> **Data listing**
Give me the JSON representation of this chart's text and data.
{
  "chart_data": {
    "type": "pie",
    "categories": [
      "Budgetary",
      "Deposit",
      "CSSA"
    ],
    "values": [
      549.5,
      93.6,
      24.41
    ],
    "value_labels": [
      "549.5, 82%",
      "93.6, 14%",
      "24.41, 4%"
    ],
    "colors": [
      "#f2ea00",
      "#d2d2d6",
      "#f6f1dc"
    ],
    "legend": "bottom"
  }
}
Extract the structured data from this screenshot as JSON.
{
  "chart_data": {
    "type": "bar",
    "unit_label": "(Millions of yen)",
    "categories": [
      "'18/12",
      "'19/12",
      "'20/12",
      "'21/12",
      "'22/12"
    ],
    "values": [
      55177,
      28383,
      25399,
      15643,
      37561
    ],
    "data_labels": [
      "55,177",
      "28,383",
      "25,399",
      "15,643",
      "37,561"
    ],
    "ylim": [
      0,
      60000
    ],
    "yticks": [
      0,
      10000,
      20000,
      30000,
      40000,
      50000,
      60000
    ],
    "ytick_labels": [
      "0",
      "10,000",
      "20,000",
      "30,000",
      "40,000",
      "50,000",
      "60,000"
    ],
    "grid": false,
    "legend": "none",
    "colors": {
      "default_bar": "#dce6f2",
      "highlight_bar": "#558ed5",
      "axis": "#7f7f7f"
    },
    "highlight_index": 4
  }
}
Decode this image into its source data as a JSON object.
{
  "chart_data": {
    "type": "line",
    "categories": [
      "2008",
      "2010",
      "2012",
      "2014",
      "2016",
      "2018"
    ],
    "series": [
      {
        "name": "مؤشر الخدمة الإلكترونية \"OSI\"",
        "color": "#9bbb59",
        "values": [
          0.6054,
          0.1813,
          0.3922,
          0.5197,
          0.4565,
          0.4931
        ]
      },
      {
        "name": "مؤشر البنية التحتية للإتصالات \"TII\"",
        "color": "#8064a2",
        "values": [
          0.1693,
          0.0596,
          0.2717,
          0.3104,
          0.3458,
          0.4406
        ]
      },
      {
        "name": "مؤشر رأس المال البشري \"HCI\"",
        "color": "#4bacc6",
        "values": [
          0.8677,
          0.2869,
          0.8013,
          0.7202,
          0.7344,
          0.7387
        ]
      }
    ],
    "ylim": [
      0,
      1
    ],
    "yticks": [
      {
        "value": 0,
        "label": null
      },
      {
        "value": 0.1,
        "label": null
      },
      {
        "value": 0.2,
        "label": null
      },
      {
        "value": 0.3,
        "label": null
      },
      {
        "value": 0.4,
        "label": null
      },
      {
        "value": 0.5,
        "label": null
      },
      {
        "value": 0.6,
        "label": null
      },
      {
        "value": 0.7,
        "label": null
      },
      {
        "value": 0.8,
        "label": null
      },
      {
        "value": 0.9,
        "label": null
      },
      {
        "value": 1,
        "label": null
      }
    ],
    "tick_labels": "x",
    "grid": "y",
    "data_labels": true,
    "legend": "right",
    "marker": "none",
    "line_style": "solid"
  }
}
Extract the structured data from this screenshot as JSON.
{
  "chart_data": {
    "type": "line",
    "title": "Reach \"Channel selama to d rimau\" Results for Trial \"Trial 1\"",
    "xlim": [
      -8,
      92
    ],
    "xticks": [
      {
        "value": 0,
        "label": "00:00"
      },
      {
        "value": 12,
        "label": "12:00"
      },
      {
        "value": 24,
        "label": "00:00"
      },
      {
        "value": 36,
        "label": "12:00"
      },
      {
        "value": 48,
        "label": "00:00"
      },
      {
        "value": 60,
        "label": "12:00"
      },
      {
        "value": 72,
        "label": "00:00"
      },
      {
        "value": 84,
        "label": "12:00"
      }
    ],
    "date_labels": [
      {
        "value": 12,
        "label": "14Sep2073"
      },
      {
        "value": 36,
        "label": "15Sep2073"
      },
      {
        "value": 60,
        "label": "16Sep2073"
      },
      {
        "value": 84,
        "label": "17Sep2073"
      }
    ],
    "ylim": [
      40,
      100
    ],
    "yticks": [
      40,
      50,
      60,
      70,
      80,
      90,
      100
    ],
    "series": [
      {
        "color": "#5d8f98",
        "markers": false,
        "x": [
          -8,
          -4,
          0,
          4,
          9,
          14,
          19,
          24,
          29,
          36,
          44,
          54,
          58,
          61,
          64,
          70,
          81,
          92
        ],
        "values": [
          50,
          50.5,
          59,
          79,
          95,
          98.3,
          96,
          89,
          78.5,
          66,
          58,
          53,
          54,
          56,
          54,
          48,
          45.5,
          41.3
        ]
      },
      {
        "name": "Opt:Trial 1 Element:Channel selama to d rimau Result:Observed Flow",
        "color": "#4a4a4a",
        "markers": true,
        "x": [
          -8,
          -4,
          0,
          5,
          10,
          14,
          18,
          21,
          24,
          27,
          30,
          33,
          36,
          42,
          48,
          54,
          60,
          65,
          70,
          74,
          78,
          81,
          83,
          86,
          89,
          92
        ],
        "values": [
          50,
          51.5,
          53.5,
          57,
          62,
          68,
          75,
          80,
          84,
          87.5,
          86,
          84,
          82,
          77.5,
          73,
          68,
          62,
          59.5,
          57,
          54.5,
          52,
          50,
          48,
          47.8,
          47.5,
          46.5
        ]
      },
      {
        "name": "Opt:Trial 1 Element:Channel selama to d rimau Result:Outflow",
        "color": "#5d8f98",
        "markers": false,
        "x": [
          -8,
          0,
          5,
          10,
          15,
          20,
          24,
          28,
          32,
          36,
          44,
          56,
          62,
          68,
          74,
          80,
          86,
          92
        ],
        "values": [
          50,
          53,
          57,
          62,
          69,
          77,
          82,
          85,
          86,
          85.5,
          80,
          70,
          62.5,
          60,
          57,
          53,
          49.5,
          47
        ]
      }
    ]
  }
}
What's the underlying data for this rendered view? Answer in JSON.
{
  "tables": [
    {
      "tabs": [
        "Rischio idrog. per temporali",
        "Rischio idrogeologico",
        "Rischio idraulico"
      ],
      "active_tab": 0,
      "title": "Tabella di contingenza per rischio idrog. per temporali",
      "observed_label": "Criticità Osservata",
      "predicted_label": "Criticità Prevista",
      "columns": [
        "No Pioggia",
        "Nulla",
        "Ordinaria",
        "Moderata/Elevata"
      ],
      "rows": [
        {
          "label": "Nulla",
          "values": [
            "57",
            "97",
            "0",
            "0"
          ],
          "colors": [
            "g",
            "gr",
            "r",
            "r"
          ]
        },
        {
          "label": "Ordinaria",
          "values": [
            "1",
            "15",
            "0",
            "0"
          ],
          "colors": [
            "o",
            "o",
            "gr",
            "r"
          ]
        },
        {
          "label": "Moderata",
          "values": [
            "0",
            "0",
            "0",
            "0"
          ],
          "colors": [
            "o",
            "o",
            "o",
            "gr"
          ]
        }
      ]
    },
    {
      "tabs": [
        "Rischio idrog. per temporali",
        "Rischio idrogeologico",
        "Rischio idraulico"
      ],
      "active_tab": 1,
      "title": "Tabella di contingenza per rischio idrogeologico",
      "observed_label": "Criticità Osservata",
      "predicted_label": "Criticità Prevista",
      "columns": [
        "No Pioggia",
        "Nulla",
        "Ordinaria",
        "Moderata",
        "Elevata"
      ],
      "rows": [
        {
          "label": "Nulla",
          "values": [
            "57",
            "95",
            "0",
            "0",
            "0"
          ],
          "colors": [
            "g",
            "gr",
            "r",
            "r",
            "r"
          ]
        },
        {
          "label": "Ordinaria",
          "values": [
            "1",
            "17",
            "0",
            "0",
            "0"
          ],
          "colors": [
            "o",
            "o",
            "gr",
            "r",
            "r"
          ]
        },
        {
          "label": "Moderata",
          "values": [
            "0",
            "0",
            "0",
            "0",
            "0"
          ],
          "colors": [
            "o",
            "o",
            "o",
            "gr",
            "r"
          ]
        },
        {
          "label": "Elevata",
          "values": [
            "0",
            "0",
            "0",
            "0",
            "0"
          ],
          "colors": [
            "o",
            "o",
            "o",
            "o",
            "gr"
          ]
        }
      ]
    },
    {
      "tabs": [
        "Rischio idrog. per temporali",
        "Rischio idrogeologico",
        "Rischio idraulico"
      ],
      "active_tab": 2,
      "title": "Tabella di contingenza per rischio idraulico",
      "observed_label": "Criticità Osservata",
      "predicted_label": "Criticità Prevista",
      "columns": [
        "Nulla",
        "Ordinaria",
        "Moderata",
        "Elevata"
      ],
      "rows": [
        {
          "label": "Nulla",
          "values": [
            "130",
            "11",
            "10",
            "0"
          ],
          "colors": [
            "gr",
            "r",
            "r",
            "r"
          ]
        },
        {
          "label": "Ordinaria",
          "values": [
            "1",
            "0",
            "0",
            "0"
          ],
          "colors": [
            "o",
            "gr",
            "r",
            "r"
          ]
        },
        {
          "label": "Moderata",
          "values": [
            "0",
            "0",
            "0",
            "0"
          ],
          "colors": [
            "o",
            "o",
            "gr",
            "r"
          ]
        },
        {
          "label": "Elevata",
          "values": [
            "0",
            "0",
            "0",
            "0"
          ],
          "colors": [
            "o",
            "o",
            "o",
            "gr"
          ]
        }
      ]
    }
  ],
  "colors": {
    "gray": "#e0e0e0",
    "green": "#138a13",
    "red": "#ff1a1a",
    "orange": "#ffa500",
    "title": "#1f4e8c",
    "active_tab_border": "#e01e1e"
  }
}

> **To be done**
Copy out every line from the material above in which the word "JSON" appears.

> **Task result**
Give me the JSON representation of this chart's text and data.
Extract the structured data from this screenshot as JSON.
Decode this image into its source data as a JSON object.
Extract the structured data from this screenshot as JSON.
What's the underlying data for this rendered view? Answer in JSON.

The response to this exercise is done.